Instruction:
In the entries below, count every line containing "frac". Reply with the number alone.

Records for the exercise:
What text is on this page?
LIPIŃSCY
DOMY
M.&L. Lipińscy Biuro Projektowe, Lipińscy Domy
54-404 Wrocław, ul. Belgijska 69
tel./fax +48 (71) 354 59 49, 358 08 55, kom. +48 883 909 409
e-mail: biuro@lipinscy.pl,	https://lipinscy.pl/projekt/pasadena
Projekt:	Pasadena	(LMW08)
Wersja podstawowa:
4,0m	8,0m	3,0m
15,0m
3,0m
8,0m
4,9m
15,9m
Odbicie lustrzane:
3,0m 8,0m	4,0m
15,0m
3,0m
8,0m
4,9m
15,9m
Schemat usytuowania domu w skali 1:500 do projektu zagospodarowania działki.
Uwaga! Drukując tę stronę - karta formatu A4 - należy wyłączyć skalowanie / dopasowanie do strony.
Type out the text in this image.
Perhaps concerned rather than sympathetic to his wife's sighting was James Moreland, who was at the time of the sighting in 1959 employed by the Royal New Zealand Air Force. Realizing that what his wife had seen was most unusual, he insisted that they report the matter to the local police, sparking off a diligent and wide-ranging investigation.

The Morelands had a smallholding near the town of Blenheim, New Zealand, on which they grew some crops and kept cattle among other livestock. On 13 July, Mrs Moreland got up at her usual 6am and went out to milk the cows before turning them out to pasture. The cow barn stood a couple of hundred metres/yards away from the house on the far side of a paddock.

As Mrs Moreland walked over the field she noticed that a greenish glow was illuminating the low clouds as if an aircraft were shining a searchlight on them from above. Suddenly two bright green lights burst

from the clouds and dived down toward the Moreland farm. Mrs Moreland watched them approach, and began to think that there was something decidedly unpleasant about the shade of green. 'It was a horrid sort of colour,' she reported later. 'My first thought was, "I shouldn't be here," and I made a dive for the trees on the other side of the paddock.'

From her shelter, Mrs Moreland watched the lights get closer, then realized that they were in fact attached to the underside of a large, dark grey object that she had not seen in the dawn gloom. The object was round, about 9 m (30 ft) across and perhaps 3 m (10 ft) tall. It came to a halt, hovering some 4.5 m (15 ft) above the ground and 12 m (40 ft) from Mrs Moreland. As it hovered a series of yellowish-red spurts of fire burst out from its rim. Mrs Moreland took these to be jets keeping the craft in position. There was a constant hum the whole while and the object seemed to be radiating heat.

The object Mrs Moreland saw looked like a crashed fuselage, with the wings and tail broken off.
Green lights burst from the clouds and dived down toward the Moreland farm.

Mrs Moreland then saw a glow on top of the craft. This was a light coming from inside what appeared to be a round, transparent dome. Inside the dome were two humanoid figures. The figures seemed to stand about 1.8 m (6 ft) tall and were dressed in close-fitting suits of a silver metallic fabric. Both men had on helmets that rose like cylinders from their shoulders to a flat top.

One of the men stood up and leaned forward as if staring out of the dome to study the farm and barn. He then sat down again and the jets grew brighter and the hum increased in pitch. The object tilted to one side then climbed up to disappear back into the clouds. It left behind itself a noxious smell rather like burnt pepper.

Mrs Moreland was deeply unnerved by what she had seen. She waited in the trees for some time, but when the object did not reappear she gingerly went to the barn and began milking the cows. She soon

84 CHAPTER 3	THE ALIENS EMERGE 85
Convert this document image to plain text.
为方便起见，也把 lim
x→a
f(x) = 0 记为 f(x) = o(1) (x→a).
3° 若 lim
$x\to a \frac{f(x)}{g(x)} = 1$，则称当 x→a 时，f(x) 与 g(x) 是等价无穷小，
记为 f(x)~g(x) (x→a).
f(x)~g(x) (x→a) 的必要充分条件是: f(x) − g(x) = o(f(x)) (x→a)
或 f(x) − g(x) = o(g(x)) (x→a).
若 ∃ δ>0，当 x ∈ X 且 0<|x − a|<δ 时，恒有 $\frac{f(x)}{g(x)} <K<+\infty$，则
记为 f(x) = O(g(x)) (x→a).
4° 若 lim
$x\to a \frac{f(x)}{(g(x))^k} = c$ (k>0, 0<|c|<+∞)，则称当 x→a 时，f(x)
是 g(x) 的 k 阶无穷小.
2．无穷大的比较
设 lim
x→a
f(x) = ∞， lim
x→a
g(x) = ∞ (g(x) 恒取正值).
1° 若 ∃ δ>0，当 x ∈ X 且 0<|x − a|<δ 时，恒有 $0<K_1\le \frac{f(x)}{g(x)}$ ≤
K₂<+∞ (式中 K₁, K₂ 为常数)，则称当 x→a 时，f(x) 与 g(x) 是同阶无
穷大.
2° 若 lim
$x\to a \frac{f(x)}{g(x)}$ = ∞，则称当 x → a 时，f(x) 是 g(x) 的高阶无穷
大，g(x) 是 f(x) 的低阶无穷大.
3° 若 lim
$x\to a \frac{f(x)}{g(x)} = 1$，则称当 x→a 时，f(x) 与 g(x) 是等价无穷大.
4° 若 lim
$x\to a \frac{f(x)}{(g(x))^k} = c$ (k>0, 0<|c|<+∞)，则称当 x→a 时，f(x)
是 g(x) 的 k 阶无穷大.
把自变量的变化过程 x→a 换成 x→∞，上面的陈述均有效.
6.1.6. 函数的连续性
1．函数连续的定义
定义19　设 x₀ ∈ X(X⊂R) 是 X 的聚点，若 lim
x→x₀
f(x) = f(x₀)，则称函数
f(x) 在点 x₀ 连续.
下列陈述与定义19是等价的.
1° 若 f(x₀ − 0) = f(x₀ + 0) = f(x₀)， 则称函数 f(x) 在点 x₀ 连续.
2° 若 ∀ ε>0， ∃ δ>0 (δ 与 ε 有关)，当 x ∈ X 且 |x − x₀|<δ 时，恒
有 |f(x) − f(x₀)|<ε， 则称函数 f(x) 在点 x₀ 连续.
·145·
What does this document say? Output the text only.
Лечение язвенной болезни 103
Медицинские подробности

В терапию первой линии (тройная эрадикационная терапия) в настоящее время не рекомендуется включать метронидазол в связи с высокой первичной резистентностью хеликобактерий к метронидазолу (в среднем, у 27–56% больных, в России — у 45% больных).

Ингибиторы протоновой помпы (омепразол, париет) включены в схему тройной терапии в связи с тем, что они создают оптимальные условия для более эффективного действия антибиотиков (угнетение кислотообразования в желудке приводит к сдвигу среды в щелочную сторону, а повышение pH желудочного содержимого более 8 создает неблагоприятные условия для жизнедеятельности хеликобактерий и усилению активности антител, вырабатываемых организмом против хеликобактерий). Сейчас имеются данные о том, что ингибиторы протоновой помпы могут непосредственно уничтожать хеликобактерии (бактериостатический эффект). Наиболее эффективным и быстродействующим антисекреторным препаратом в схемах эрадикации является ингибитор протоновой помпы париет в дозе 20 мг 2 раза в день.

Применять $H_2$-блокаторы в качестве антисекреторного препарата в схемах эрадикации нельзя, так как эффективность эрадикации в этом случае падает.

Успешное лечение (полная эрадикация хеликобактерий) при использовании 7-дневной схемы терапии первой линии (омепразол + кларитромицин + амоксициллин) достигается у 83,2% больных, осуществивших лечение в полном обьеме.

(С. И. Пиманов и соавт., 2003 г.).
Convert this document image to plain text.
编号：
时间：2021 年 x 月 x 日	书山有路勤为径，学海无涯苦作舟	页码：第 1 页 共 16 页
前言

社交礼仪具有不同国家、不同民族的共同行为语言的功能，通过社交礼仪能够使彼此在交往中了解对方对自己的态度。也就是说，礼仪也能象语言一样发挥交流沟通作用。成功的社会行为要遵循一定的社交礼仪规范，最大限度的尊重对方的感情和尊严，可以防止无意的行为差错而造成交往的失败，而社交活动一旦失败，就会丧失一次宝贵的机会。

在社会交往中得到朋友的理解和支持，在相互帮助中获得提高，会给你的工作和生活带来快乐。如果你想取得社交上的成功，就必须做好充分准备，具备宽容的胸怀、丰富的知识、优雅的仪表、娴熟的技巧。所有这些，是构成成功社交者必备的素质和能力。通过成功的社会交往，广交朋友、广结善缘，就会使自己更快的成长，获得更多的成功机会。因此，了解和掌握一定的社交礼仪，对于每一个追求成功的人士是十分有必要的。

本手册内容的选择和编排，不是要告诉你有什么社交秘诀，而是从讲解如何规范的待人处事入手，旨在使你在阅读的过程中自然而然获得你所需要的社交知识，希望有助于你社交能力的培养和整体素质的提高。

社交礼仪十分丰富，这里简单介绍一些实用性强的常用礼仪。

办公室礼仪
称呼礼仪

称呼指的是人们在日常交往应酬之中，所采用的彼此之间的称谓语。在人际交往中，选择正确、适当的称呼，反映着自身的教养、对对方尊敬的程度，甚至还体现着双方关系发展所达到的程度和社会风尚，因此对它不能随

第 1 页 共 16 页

Result of the task:
7